Task to complete: Only the run of lines from the one containing "Give me the" through the last line should be returned, exactly as written.

Supplied entries:
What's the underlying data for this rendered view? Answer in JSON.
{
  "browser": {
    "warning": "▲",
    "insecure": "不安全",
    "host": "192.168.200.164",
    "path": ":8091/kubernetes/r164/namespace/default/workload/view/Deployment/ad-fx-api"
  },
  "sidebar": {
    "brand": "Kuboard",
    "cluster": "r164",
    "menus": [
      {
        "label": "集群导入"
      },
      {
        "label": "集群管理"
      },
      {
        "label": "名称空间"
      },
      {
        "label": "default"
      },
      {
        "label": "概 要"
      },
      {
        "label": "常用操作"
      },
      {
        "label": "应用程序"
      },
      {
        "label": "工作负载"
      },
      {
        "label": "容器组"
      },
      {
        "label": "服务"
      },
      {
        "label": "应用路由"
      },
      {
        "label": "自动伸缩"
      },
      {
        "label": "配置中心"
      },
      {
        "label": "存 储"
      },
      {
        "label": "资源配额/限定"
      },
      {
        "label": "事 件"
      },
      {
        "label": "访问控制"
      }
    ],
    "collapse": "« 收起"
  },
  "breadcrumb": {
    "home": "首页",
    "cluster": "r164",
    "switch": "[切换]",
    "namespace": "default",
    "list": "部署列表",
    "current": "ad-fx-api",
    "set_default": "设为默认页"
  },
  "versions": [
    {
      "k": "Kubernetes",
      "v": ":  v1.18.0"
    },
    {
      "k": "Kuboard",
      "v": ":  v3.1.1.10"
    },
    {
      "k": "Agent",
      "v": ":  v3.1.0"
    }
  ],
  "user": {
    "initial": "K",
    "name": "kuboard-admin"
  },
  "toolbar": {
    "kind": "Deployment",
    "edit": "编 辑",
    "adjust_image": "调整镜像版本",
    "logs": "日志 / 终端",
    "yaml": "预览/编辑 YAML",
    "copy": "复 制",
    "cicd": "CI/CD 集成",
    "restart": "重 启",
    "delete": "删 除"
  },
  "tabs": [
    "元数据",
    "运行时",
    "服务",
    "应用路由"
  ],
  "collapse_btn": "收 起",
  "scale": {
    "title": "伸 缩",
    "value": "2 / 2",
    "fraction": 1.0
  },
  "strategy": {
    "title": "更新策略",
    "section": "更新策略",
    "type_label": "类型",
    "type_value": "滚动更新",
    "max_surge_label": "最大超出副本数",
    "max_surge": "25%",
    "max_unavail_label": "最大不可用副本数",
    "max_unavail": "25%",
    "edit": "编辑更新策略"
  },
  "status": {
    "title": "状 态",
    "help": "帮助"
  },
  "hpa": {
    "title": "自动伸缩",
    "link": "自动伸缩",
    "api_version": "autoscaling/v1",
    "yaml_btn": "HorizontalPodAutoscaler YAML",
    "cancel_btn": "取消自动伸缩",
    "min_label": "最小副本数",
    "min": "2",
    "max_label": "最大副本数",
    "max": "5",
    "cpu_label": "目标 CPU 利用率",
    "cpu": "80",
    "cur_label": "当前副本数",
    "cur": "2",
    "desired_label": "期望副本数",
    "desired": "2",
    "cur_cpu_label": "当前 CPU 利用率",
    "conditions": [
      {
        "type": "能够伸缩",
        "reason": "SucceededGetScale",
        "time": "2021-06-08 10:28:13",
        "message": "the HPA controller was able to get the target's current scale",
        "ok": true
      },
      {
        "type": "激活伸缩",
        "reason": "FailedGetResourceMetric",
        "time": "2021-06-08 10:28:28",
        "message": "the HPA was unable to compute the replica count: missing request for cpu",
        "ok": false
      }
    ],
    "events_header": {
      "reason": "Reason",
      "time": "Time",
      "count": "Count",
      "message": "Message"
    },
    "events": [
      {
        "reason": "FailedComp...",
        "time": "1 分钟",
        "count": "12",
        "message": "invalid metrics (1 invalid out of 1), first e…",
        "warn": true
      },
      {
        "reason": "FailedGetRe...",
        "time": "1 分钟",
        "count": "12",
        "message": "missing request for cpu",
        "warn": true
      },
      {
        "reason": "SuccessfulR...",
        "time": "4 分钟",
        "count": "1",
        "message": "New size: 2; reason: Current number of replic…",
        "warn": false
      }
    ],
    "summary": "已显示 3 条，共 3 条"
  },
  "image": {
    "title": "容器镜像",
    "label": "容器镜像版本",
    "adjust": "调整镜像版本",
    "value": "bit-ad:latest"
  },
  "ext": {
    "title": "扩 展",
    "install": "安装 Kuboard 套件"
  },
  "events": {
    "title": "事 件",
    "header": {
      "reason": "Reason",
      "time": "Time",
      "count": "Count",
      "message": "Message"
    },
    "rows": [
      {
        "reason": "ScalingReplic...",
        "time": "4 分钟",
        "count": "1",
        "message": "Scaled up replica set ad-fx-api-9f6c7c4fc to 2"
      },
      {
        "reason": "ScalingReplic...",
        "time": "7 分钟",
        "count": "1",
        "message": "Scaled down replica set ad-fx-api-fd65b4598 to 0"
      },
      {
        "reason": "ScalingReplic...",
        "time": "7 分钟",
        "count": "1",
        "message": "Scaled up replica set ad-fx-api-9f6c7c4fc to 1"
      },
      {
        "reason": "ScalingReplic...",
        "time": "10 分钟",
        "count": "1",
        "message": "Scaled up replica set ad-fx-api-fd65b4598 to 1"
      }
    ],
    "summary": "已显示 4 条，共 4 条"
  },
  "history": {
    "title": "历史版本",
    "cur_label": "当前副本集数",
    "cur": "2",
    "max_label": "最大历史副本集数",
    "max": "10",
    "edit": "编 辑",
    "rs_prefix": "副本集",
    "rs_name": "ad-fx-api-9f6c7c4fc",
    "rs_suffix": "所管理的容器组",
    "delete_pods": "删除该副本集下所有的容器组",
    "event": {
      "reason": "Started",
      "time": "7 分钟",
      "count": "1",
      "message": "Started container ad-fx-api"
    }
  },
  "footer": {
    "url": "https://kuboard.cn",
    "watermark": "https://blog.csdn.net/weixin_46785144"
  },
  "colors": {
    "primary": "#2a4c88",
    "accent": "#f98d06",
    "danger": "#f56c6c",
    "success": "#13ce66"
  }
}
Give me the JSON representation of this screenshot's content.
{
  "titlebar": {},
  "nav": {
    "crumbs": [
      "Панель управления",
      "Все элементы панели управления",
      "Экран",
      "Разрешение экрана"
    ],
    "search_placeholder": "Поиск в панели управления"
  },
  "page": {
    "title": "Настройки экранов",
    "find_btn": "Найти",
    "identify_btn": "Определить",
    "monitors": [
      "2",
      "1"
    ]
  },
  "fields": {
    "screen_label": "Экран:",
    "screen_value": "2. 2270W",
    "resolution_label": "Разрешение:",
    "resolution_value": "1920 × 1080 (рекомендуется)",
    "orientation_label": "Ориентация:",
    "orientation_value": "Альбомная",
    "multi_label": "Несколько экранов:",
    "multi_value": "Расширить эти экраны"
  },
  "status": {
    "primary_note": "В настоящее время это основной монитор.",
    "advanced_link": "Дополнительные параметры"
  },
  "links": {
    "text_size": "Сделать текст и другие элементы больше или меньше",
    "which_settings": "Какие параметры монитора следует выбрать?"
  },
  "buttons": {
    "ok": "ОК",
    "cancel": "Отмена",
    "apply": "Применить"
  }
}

Task response:
Give me the JSON representation of this screenshot's content.
{
  "titlebar": {},
  "nav": {
    "crumbs": [
      "Панель управления",
      "Все элементы панели управления",
      "Экран",
      "Разрешение экрана"
    ],
    "search_placeholder": "Поиск в панели управления"
  },
  "page": {
    "title": "Настройки экранов",
    "find_btn": "Найти",
    "identify_btn": "Определить",
    "monitors": [
      "2",
      "1"
    ]
  },
  "fields": {
    "screen_label": "Экран:",
    "screen_value": "2. 2270W",
    "resolution_label": "Разрешение:",
    "resolution_value": "1920 × 1080 (рекомендуется)",
    "orientation_label": "Ориентация:",
    "orientation_value": "Альбомная",
    "multi_label": "Несколько экранов:",
    "multi_value": "Расширить эти экраны"
  },
  "status": {
    "primary_note": "В настоящее время это основной монитор.",
    "advanced_link": "Дополнительные параметры"
  },
  "links": {
    "text_size": "Сделать текст и другие элементы больше или меньше",
    "which_settings": "Какие параметры монитора следует выбрать?"
  },
  "buttons": {
    "ok": "ОК",
    "cancel": "Отмена",
    "apply": "Применить"
  }
}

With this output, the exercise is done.